EXERCISE PROMPT: Extract the complete listing and output it unchanged.

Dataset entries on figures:
• • • •
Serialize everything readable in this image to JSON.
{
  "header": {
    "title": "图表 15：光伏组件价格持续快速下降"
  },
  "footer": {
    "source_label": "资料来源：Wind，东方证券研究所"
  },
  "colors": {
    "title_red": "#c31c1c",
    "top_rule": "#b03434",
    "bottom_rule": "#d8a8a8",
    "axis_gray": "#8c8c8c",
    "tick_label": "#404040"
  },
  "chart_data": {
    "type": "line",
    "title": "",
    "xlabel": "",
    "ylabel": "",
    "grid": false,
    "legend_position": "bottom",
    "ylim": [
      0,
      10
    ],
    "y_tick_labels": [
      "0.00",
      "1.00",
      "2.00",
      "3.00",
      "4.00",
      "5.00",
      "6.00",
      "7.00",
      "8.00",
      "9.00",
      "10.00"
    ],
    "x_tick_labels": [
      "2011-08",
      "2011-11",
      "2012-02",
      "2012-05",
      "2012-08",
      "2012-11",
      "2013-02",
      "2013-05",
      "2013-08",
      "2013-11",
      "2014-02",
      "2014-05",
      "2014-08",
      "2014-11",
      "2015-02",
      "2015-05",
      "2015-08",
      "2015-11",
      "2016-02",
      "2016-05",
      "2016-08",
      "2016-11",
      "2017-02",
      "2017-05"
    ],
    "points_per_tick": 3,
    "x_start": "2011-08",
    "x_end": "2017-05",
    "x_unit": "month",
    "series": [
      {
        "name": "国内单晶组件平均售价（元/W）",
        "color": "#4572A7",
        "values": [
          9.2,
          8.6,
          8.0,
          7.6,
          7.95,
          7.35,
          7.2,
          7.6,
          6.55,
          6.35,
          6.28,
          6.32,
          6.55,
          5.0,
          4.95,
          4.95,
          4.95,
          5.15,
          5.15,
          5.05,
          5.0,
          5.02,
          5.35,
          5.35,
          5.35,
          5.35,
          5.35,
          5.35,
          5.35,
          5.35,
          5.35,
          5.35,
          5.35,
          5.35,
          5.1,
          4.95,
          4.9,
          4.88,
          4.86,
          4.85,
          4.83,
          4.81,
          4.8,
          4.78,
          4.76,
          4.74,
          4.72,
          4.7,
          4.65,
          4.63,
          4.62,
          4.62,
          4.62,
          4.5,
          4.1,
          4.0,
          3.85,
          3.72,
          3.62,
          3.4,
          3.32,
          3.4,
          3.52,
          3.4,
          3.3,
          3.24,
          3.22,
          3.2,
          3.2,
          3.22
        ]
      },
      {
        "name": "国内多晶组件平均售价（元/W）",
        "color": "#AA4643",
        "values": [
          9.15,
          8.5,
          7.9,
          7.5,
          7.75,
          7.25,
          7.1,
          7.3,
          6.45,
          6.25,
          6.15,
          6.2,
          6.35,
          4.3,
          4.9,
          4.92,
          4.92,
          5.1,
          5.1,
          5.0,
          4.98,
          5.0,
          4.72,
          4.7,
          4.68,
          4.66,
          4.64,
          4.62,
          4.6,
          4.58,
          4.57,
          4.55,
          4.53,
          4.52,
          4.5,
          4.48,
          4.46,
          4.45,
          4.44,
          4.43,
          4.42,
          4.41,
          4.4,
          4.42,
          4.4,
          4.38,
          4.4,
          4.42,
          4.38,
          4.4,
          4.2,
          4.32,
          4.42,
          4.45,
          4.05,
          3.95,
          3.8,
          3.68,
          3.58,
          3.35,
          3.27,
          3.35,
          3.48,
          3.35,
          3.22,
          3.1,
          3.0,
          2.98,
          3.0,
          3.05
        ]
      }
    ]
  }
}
• • • •
FINAL RESULT:
Serialize everything readable in this image to JSON.
{
  "header": {
    "title": "图表 15：光伏组件价格持续快速下降"
  },
  "footer": {
    "source_label": "资料来源：Wind，东方证券研究所"
  },
  "colors": {
    "title_red": "#c31c1c",
    "top_rule": "#b03434",
    "bottom_rule": "#d8a8a8",
    "axis_gray": "#8c8c8c",
    "tick_label": "#404040"
  },
  "chart_data": {
    "type": "line",
    "title": "",
    "xlabel": "",
    "ylabel": "",
    "grid": false,
    "legend_position": "bottom",
    "ylim": [
      0,
      10
    ],
    "y_tick_labels": [
      "0.00",
      "1.00",
      "2.00",
      "3.00",
      "4.00",
      "5.00",
      "6.00",
      "7.00",
      "8.00",
      "9.00",
      "10.00"
    ],
    "x_tick_labels": [
      "2011-08",
      "2011-11",
      "2012-02",
      "2012-05",
      "2012-08",
      "2012-11",
      "2013-02",
      "2013-05",
      "2013-08",
      "2013-11",
      "2014-02",
      "2014-05",
      "2014-08",
      "2014-11",
      "2015-02",
      "2015-05",
      "2015-08",
      "2015-11",
      "2016-02",
      "2016-05",
      "2016-08",
      "2016-11",
      "2017-02",
      "2017-05"
    ],
    "points_per_tick": 3,
    "x_start": "2011-08",
    "x_end": "2017-05",
    "x_unit": "month",
    "series": [
      {
        "name": "国内单晶组件平均售价（元/W）",
        "color": "#4572A7",
        "values": [
          9.2,
          8.6,
          8.0,
          7.6,
          7.95,
          7.35,
          7.2,
          7.6,
          6.55,
          6.35,
          6.28,
          6.32,
          6.55,
          5.0,
          4.95,
          4.95,
          4.95,
          5.15,
          5.15,
          5.05,
          5.0,
          5.02,
          5.35,
          5.35,
          5.35,
          5.35,
          5.35,
          5.35,
          5.35,
          5.35,
          5.35,
          5.35,
          5.35,
          5.35,
          5.1,
          4.95,
          4.9,
          4.88,
          4.86,
          4.85,
          4.83,
          4.81,
          4.8,
          4.78,
          4.76,
          4.74,
          4.72,
          4.7,
          4.65,
          4.63,
          4.62,
          4.62,
          4.62,
          4.5,
          4.1,
          4.0,
          3.85,
          3.72,
          3.62,
          3.4,
          3.32,
          3.4,
          3.52,
          3.4,
          3.3,
          3.24,
          3.22,
          3.2,
          3.2,
          3.22
        ]
      },
      {
        "name": "国内多晶组件平均售价（元/W）",
        "color": "#AA4643",
        "values": [
          9.15,
          8.5,
          7.9,
          7.5,
          7.75,
          7.25,
          7.1,
          7.3,
          6.45,
          6.25,
          6.15,
          6.2,
          6.35,
          4.3,
          4.9,
          4.92,
          4.92,
          5.1,
          5.1,
          5.0,
          4.98,
          5.0,
          4.72,
          4.7,
          4.68,
          4.66,
          4.64,
          4.62,
          4.6,
          4.58,
          4.57,
          4.55,
          4.53,
          4.52,
          4.5,
          4.48,
          4.46,
          4.45,
          4.44,
          4.43,
          4.42,
          4.41,
          4.4,
          4.42,
          4.4,
          4.38,
          4.4,
          4.42,
          4.38,
          4.4,
          4.2,
          4.32,
          4.42,
          4.45,
          4.05,
          3.95,
          3.8,
          3.68,
          3.58,
          3.35,
          3.27,
          3.35,
          3.48,
          3.35,
          3.22,
          3.1,
          3.0,
          2.98,
          3.0,
          3.05
        ]
      }
    ]
  }
}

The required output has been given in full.